Repeat the lines below exactly as they appear, but leave out the images.

* begin DATA TO PROCESS *

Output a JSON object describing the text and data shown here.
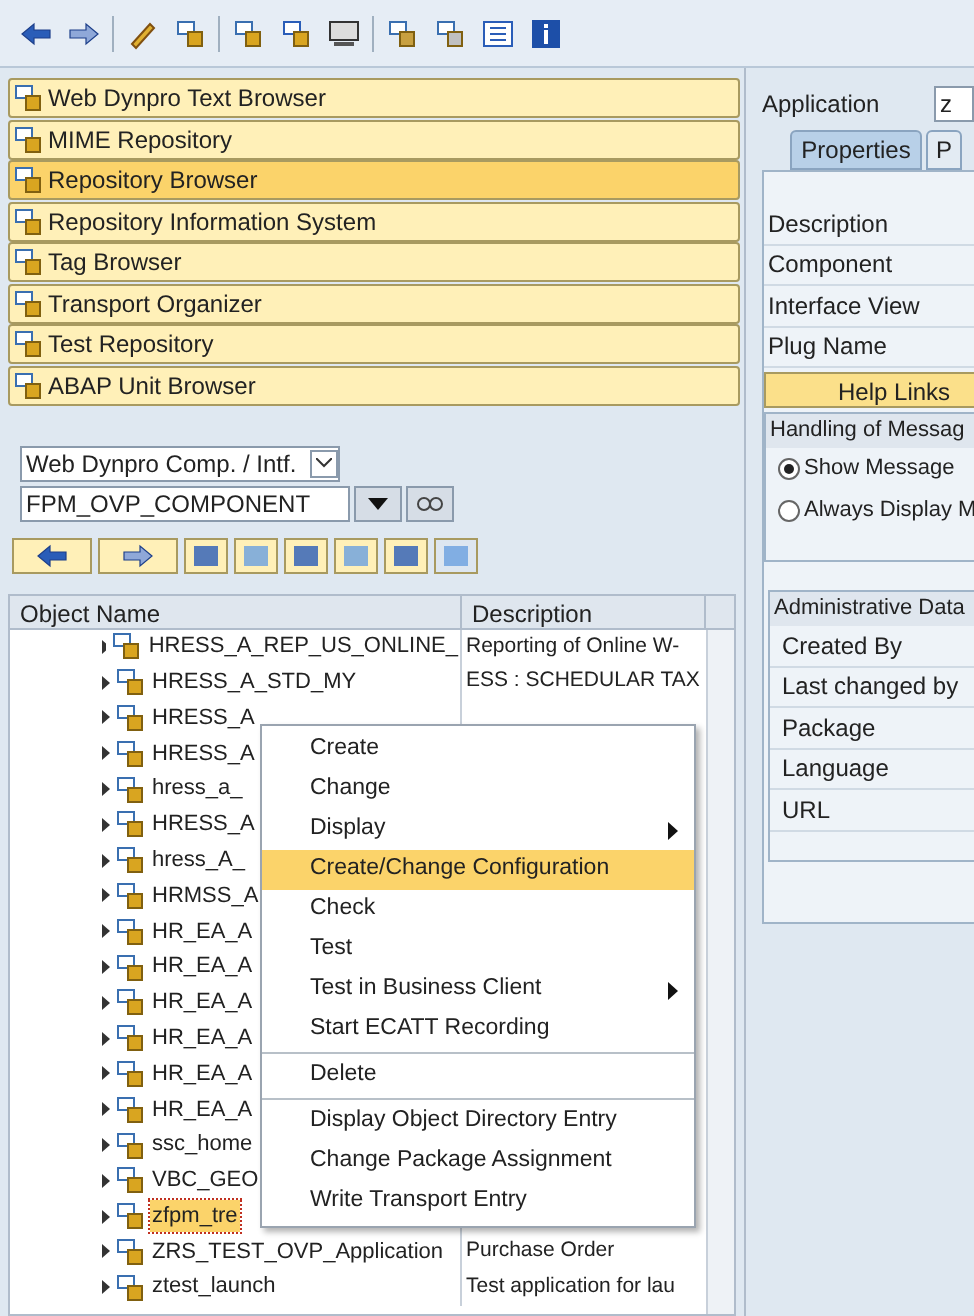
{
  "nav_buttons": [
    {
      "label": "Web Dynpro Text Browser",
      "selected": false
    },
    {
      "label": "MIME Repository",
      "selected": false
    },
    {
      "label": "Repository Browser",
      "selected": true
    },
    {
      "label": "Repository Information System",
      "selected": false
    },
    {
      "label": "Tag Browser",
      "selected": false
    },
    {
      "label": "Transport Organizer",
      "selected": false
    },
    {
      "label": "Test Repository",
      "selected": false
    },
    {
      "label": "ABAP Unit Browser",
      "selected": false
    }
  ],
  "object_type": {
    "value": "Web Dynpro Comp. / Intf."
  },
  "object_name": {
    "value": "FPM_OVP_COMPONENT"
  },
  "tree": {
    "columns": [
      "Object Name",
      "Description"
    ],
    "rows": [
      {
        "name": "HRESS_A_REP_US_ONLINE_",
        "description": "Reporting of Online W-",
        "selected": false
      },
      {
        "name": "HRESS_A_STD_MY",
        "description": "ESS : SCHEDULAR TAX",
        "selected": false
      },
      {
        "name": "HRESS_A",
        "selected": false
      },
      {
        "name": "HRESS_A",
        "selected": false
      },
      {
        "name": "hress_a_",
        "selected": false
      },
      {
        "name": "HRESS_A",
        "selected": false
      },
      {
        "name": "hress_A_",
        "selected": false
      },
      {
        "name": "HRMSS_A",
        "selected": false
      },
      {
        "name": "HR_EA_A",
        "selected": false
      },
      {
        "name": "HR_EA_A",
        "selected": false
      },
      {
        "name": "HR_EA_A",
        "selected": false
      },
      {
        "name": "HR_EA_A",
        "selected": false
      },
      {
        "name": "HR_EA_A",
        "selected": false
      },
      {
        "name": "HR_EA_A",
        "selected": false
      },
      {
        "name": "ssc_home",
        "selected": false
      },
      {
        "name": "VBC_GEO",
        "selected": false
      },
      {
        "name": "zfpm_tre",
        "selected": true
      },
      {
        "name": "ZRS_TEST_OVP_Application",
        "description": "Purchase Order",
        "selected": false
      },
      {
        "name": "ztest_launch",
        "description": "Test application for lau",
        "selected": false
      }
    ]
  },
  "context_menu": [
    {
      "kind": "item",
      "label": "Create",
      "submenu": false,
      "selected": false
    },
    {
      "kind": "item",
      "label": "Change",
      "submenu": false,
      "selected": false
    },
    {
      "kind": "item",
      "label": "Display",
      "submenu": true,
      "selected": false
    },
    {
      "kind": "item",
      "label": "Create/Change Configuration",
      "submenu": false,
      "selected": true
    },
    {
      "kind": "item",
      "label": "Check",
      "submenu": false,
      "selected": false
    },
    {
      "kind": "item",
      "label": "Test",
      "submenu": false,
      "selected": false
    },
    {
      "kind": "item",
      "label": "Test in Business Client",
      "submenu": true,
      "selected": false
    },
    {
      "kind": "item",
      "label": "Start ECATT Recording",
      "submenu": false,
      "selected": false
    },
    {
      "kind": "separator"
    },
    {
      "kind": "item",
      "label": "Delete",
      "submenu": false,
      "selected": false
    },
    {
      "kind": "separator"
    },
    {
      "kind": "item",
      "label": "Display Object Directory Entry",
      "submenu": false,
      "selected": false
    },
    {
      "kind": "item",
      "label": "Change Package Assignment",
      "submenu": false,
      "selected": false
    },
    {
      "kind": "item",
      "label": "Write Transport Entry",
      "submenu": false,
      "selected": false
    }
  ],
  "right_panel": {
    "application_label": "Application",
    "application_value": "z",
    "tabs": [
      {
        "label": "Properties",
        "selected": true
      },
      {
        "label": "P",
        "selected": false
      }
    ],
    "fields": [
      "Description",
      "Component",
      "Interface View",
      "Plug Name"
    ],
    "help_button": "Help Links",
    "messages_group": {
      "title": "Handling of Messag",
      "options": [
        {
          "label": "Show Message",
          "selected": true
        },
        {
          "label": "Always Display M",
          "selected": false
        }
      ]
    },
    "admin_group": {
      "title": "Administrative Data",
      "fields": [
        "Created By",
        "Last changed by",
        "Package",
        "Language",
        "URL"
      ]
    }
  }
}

* end DATA TO PROCESS *

__RIGHT ANSWER__:
Output a JSON object describing the text and data shown here.
{
  "nav_buttons": [
    {
      "label": "Web Dynpro Text Browser",
      "selected": false
    },
    {
      "label": "MIME Repository",
      "selected": false
    },
    {
      "label": "Repository Browser",
      "selected": true
    },
    {
      "label": "Repository Information System",
      "selected": false
    },
    {
      "label": "Tag Browser",
      "selected": false
    },
    {
      "label": "Transport Organizer",
      "selected": false
    },
    {
      "label": "Test Repository",
      "selected": false
    },
    {
      "label": "ABAP Unit Browser",
      "selected": false
    }
  ],
  "object_type": {
    "value": "Web Dynpro Comp. / Intf."
  },
  "object_name": {
    "value": "FPM_OVP_COMPONENT"
  },
  "tree": {
    "columns": [
      "Object Name",
      "Description"
    ],
    "rows": [
      {
        "name": "HRESS_A_REP_US_ONLINE_",
        "description": "Reporting of Online W-",
        "selected": false
      },
      {
        "name": "HRESS_A_STD_MY",
        "description": "ESS : SCHEDULAR TAX",
        "selected": false
      },
      {
        "name": "HRESS_A",
        "selected": false
      },
      {
        "name": "HRESS_A",
        "selected": false
      },
      {
        "name": "hress_a_",
        "selected": false
      },
      {
        "name": "HRESS_A",
        "selected": false
      },
      {
        "name": "hress_A_",
        "selected": false
      },
      {
        "name": "HRMSS_A",
        "selected": false
      },
      {
        "name": "HR_EA_A",
        "selected": false
      },
      {
        "name": "HR_EA_A",
        "selected": false
      },
      {
        "name": "HR_EA_A",
        "selected": false
      },
      {
        "name": "HR_EA_A",
        "selected": false
      },
      {
        "name": "HR_EA_A",
        "selected": false
      },
      {
        "name": "HR_EA_A",
        "selected": false
      },
      {
        "name": "ssc_home",
        "selected": false
      },
      {
        "name": "VBC_GEO",
        "selected": false
      },
      {
        "name": "zfpm_tre",
        "selected": true
      },
      {
        "name": "ZRS_TEST_OVP_Application",
        "description": "Purchase Order",
        "selected": false
      },
      {
        "name": "ztest_launch",
        "description": "Test application for lau",
        "selected": false
      }
    ]
  },
  "context_menu": [
    {
      "kind": "item",
      "label": "Create",
      "submenu": false,
      "selected": false
    },
    {
      "kind": "item",
      "label": "Change",
      "submenu": false,
      "selected": false
    },
    {
      "kind": "item",
      "label": "Display",
      "submenu": true,
      "selected": false
    },
    {
      "kind": "item",
      "label": "Create/Change Configuration",
      "submenu": false,
      "selected": true
    },
    {
      "kind": "item",
      "label": "Check",
      "submenu": false,
      "selected": false
    },
    {
      "kind": "item",
      "label": "Test",
      "submenu": false,
      "selected": false
    },
    {
      "kind": "item",
      "label": "Test in Business Client",
      "submenu": true,
      "selected": false
    },
    {
      "kind": "item",
      "label": "Start ECATT Recording",
      "submenu": false,
      "selected": false
    },
    {
      "kind": "separator"
    },
    {
      "kind": "item",
      "label": "Delete",
      "submenu": false,
      "selected": false
    },
    {
      "kind": "separator"
    },
    {
      "kind": "item",
      "label": "Display Object Directory Entry",
      "submenu": false,
      "selected": false
    },
    {
      "kind": "item",
      "label": "Change Package Assignment",
      "submenu": false,
      "selected": false
    },
    {
      "kind": "item",
      "label": "Write Transport Entry",
      "submenu": false,
      "selected": false
    }
  ],
  "right_panel": {
    "application_label": "Application",
    "application_value": "z",
    "tabs": [
      {
        "label": "Properties",
        "selected": true
      },
      {
        "label": "P",
        "selected": false
      }
    ],
    "fields": [
      "Description",
      "Component",
      "Interface View",
      "Plug Name"
    ],
    "help_button": "Help Links",
    "messages_group": {
      "title": "Handling of Messag",
      "options": [
        {
          "label": "Show Message",
          "selected": true
        },
        {
          "label": "Always Display M",
          "selected": false
        }
      ]
    },
    "admin_group": {
      "title": "Administrative Data",
      "fields": [
        "Created By",
        "Last changed by",
        "Package",
        "Language",
        "URL"
      ]
    }
  }
}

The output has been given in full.